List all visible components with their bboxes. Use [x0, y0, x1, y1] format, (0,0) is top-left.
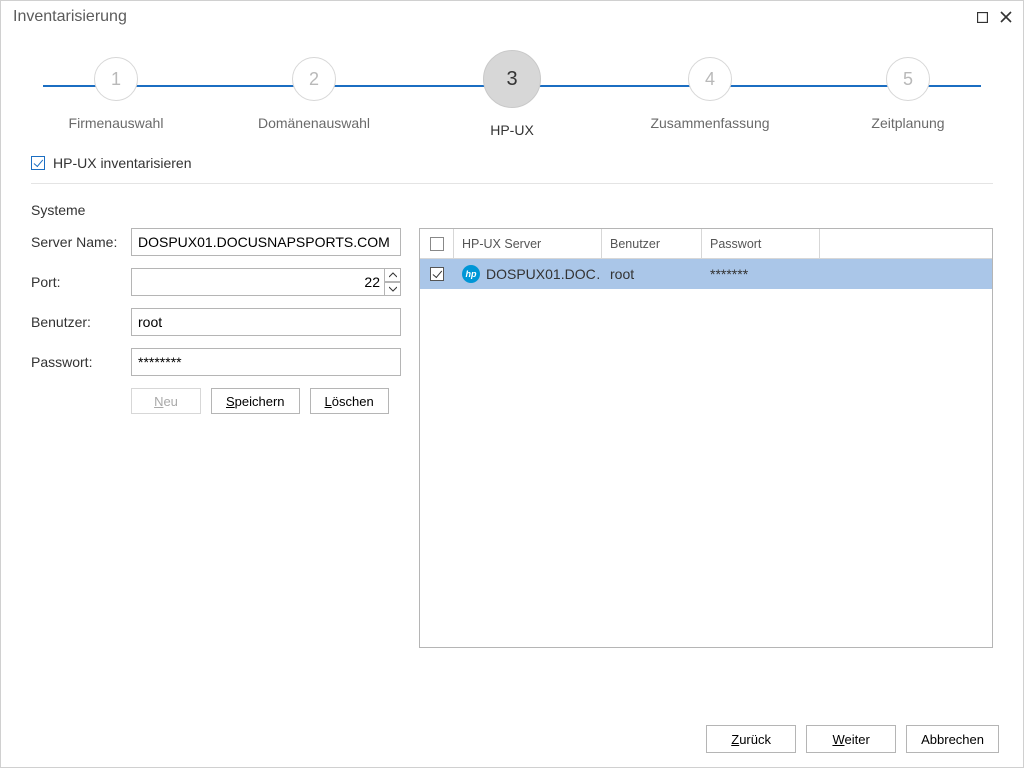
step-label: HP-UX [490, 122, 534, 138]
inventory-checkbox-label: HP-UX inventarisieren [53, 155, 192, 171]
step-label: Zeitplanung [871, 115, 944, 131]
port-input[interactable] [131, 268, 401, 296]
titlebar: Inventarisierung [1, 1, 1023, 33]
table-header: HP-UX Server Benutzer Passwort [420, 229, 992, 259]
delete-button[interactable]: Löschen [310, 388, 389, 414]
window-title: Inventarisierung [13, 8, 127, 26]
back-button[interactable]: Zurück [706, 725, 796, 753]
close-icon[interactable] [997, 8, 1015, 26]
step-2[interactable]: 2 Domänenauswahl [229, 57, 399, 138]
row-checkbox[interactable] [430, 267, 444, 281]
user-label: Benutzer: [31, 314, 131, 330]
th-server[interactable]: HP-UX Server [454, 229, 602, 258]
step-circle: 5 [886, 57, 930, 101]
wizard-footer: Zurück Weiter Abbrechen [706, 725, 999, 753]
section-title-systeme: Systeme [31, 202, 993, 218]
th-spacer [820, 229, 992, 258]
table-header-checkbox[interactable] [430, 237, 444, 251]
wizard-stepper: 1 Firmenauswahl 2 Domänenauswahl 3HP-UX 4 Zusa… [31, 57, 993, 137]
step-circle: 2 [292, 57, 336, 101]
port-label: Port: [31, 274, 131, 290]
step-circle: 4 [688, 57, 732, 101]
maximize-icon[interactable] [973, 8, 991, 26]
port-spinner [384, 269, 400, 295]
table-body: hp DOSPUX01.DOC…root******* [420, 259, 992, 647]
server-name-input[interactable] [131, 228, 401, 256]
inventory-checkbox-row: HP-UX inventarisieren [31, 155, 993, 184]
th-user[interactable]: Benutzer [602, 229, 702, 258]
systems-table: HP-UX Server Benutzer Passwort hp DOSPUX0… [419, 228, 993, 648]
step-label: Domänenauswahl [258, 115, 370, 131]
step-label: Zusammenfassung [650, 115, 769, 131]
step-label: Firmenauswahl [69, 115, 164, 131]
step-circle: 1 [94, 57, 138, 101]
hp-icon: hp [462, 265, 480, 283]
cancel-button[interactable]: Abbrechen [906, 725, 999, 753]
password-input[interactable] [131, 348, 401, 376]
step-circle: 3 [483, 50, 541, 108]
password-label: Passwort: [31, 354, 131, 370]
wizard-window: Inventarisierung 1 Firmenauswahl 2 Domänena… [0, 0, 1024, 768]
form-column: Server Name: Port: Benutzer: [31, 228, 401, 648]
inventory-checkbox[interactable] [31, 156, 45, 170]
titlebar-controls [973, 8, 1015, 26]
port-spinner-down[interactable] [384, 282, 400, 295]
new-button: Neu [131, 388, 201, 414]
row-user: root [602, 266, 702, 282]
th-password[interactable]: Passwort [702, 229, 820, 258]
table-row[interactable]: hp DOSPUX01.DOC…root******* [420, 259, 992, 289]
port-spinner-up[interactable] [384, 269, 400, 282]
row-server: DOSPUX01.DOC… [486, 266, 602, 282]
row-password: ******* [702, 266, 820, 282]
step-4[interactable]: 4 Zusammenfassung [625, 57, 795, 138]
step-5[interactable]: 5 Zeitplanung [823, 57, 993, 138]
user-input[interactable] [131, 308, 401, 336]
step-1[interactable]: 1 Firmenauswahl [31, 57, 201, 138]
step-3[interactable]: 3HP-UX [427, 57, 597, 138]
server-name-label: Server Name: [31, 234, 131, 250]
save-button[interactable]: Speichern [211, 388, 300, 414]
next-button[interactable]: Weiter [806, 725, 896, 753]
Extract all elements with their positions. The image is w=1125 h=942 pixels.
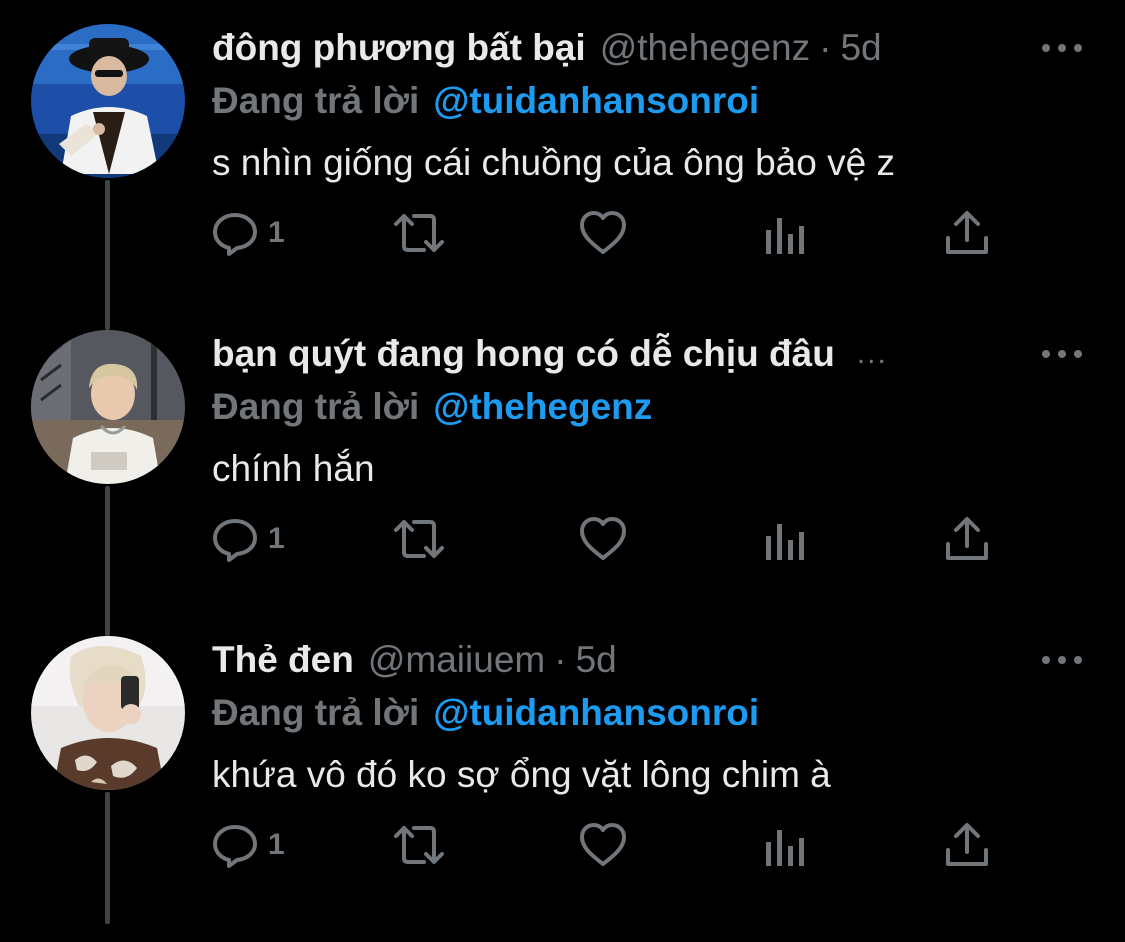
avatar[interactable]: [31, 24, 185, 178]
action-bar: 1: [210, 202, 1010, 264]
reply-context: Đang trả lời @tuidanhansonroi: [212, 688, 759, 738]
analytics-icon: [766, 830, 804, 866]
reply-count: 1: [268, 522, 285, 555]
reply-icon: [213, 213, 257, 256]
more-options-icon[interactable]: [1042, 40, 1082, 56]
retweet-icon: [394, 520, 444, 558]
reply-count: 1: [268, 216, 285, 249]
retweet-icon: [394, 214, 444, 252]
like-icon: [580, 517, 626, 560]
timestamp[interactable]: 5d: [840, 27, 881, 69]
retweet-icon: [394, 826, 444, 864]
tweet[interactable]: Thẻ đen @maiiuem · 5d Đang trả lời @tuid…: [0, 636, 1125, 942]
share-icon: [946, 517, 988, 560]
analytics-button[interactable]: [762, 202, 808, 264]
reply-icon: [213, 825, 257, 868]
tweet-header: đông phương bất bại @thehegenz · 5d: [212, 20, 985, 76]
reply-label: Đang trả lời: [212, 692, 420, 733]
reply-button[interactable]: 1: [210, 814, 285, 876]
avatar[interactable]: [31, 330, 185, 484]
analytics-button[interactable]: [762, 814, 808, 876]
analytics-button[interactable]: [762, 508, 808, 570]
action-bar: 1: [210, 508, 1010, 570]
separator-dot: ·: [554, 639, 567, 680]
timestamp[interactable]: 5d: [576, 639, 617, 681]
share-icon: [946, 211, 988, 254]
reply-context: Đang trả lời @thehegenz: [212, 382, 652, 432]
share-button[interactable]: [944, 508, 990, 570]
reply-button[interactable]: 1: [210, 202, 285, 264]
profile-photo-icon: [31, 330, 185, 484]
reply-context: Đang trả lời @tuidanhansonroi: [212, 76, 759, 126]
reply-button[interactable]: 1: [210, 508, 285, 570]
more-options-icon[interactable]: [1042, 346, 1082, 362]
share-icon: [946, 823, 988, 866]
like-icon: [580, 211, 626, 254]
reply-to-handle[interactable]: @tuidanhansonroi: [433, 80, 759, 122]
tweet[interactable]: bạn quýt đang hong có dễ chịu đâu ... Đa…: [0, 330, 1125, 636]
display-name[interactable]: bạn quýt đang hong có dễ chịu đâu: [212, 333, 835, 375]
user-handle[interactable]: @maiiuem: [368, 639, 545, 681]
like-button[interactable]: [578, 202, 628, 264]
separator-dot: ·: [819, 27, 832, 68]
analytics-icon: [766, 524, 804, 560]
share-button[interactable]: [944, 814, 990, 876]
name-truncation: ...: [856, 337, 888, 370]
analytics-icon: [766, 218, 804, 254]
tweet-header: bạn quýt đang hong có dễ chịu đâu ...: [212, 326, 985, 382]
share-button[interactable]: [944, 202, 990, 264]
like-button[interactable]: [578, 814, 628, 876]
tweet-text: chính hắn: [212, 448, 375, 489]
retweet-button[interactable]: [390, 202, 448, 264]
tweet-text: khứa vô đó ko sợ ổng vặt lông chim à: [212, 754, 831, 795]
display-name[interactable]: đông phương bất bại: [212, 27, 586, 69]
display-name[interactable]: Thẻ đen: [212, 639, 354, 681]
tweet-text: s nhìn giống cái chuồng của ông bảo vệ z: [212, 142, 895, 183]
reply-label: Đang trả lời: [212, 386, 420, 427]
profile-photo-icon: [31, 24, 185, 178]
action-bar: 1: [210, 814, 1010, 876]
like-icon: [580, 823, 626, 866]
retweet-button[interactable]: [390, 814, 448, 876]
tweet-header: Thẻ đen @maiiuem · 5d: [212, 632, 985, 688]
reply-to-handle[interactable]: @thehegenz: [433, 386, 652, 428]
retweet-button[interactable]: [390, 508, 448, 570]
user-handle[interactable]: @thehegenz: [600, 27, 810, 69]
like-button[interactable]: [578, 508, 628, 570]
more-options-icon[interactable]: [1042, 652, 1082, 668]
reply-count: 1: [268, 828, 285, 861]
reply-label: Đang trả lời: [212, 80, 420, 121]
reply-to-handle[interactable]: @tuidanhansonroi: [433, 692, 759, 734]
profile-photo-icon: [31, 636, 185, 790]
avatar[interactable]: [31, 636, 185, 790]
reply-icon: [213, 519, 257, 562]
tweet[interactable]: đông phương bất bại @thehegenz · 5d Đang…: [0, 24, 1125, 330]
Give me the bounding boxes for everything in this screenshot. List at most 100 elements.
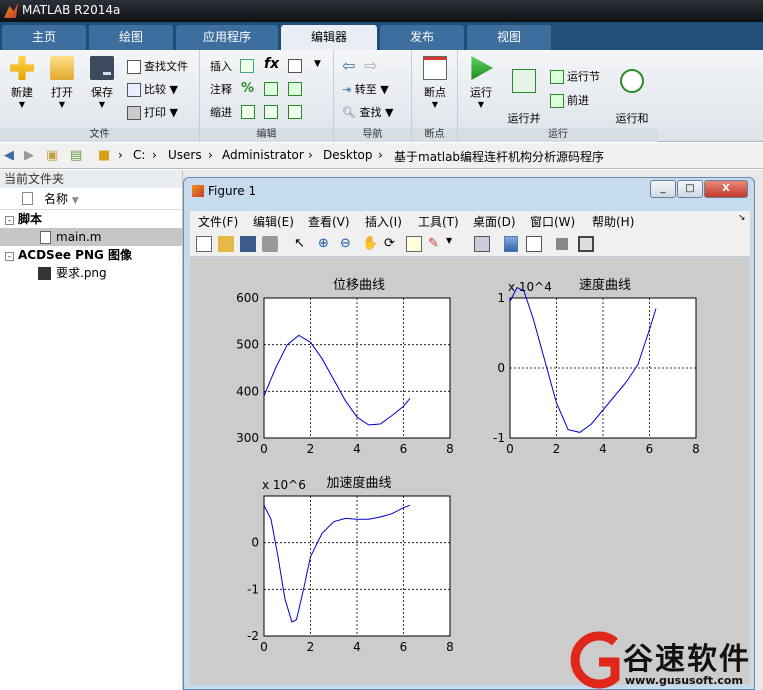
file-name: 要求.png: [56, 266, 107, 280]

Do this -> Convert the stretch of the records from the line containing "avatar[interactable]: [31, 24, 185, 178]" through the line containing "user-handle[interactable]: @maiiuem: [368, 639, 545, 681]" into a JSON list of strings, one string per line. Leave out any blank lines.

Reply ->
[
  "avatar[interactable]: [31, 24, 185, 178]",
  "action-bar: 1: [210, 202, 1010, 264]",
  "reply-context: Đang trả lời @tuidanhansonroi: [212, 688, 759, 738]",
  "analytics-icon: [766, 830, 804, 866]",
  "reply-count: 1: [268, 522, 285, 555]",
  "reply-icon: [213, 213, 257, 256]",
  "more-options-icon[interactable]: [1042, 40, 1082, 56]",
  "retweet-icon: [394, 520, 444, 558]",
  "reply-count: 1: [268, 216, 285, 249]",
  "retweet-icon: [394, 214, 444, 252]",
  "like-icon: [580, 517, 626, 560]",
  "timestamp[interactable]: 5d: [840, 27, 881, 69]",
  "retweet-icon: [394, 826, 444, 864]",
  "tweet[interactable]: Thẻ đen @maiiuem · 5d Đang trả lời @tuid…: [0, 636, 1125, 942]",
  "share-icon: [946, 517, 988, 560]",
  "analytics-button[interactable]: [762, 202, 808, 264]",
  "reply-icon: [213, 825, 257, 868]",
  "tweet-header: đông phương bất bại @thehegenz · 5d: [212, 20, 985, 76]",
  "reply-label: Đang trả lời: [212, 692, 420, 733]",
  "reply-button[interactable]: 1: [210, 814, 285, 876]",
  "avatar[interactable]: [31, 330, 185, 484]",
  "analytics-button[interactable]: [762, 814, 808, 876]",
  "analytics-button[interactable]: [762, 508, 808, 570]",
  "action-bar: 1: [210, 508, 1010, 570]",
  "separator-dot: ·: [554, 639, 567, 680]",
  "timestamp[interactable]: 5d: [576, 639, 617, 681]",
  "share-icon: [946, 211, 988, 254]",
  "reply-context: Đang trả lời @thehegenz: [212, 382, 652, 432]",
  "share-button[interactable]: [944, 508, 990, 570]",
  "reply-button[interactable]: 1: [210, 202, 285, 264]",
  "profile-photo-icon: [31, 330, 185, 484]",
  "reply-context: Đang trả lời @tuidanhansonroi: [212, 76, 759, 126]",
  "reply-button[interactable]: 1: [210, 508, 285, 570]",
  "more-options-icon[interactable]: [1042, 346, 1082, 362]",
  "share-icon: [946, 823, 988, 866]",
  "like-icon: [580, 211, 626, 254]",
  "reply-to-handle[interactable]: @tuidanhansonroi: [433, 80, 759, 122]",
  "tweet[interactable]: bạn quýt đang hong có dễ chịu đâu ... Đa…: [0, 330, 1125, 636]",
  "display-name[interactable]: bạn quýt đang hong có dễ chịu đâu: [212, 333, 835, 375]",
  "user-handle[interactable]: @maiiuem: [368, 639, 545, 681]"
]